▶ _TO BE DONE_
Extract all of the data and reproduce it precisely.

---- INFORMATION PROVIDED

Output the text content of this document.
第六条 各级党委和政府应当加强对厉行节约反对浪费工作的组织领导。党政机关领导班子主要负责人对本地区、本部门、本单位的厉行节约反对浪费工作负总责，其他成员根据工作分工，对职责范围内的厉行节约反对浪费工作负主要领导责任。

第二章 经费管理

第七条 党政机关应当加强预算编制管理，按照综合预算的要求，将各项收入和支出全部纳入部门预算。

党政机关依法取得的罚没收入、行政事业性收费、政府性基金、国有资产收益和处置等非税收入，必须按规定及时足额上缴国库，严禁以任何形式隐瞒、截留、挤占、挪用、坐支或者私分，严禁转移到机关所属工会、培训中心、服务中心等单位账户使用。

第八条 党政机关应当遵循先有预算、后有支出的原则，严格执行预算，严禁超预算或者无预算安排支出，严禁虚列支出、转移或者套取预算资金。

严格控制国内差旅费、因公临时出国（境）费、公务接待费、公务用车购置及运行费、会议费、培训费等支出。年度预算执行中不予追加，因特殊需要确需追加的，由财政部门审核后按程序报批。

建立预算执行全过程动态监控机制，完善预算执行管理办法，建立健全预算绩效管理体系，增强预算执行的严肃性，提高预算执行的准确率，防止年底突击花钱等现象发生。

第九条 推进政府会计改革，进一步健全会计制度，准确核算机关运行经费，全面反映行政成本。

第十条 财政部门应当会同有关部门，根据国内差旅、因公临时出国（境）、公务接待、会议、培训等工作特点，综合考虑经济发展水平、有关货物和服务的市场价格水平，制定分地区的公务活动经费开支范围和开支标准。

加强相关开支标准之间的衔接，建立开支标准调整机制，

--------

▶ _SOLUTION TO THE PROBLEM_
Output the text content of this document.
第六条 各级党委和政府应当加强对厉行节约反对浪费工作的组织领导。党政机关领导班子主要负责人对本地区、本部门、本单位的厉行节约反对浪费工作负总责，其他成员根据工作分工，对职责范围内的厉行节约反对浪费工作负主要领导责任。

第二章 经费管理

第七条 党政机关应当加强预算编制管理，按照综合预算的要求，将各项收入和支出全部纳入部门预算。

党政机关依法取得的罚没收入、行政事业性收费、政府性基金、国有资产收益和处置等非税收入，必须按规定及时足额上缴国库，严禁以任何形式隐瞒、截留、挤占、挪用、坐支或者私分，严禁转移到机关所属工会、培训中心、服务中心等单位账户使用。

第八条 党政机关应当遵循先有预算、后有支出的原则，严格执行预算，严禁超预算或者无预算安排支出，严禁虚列支出、转移或者套取预算资金。

严格控制国内差旅费、因公临时出国（境）费、公务接待费、公务用车购置及运行费、会议费、培训费等支出。年度预算执行中不予追加，因特殊需要确需追加的，由财政部门审核后按程序报批。

建立预算执行全过程动态监控机制，完善预算执行管理办法，建立健全预算绩效管理体系，增强预算执行的严肃性，提高预算执行的准确率，防止年底突击花钱等现象发生。

第九条 推进政府会计改革，进一步健全会计制度，准确核算机关运行经费，全面反映行政成本。

第十条 财政部门应当会同有关部门，根据国内差旅、因公临时出国（境）、公务接待、会议、培训等工作特点，综合考虑经济发展水平、有关货物和服务的市场价格水平，制定分地区的公务活动经费开支范围和开支标准。

加强相关开支标准之间的衔接，建立开支标准调整机制，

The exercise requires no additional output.